• _Required work_: Lines holding the string "计划ID" are the ones to copy from this listing.

• _Records for the task_:
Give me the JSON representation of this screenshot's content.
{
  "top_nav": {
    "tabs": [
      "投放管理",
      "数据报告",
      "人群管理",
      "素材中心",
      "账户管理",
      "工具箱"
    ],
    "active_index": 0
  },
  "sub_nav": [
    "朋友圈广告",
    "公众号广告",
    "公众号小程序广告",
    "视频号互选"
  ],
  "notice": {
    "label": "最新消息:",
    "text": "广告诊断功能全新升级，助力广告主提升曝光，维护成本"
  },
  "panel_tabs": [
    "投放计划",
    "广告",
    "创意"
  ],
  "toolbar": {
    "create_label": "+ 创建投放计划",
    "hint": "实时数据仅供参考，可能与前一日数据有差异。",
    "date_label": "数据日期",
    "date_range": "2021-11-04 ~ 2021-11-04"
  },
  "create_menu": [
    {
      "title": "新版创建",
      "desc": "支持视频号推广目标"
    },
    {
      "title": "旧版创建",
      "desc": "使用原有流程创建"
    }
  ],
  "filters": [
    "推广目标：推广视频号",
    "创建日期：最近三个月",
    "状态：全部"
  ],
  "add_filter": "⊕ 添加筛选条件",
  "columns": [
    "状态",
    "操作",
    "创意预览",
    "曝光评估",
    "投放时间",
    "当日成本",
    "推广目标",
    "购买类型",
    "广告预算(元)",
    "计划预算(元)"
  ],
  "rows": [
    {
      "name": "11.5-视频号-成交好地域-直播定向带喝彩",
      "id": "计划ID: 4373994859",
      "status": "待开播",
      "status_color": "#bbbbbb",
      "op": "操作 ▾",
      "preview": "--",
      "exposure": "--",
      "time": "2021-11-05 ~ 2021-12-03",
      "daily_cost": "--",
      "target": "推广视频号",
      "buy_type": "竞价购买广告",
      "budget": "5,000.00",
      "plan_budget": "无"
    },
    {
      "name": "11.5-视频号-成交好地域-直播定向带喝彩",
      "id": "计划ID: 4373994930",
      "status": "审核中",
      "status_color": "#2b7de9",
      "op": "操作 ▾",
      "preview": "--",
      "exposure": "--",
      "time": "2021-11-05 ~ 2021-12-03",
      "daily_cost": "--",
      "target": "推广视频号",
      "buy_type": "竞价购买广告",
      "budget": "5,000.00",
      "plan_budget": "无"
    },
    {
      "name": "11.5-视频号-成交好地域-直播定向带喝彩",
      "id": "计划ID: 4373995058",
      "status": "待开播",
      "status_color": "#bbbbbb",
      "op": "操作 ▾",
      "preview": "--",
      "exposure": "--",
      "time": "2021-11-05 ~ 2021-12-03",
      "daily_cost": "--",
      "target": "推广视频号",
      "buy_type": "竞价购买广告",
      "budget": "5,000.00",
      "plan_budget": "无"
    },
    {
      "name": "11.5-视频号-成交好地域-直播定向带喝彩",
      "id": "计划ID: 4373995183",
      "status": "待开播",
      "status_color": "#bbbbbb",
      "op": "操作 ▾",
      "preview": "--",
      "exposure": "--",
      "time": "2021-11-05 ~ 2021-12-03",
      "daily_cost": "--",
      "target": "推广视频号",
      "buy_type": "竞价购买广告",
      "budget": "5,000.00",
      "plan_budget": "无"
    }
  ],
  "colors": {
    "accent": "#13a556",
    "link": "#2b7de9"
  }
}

• _Worked answer_:
      "id": "计划ID: 4373994859",
      "id": "计划ID: 4373994930",
      "id": "计划ID: 4373995058",
      "id": "计划ID: 4373995183",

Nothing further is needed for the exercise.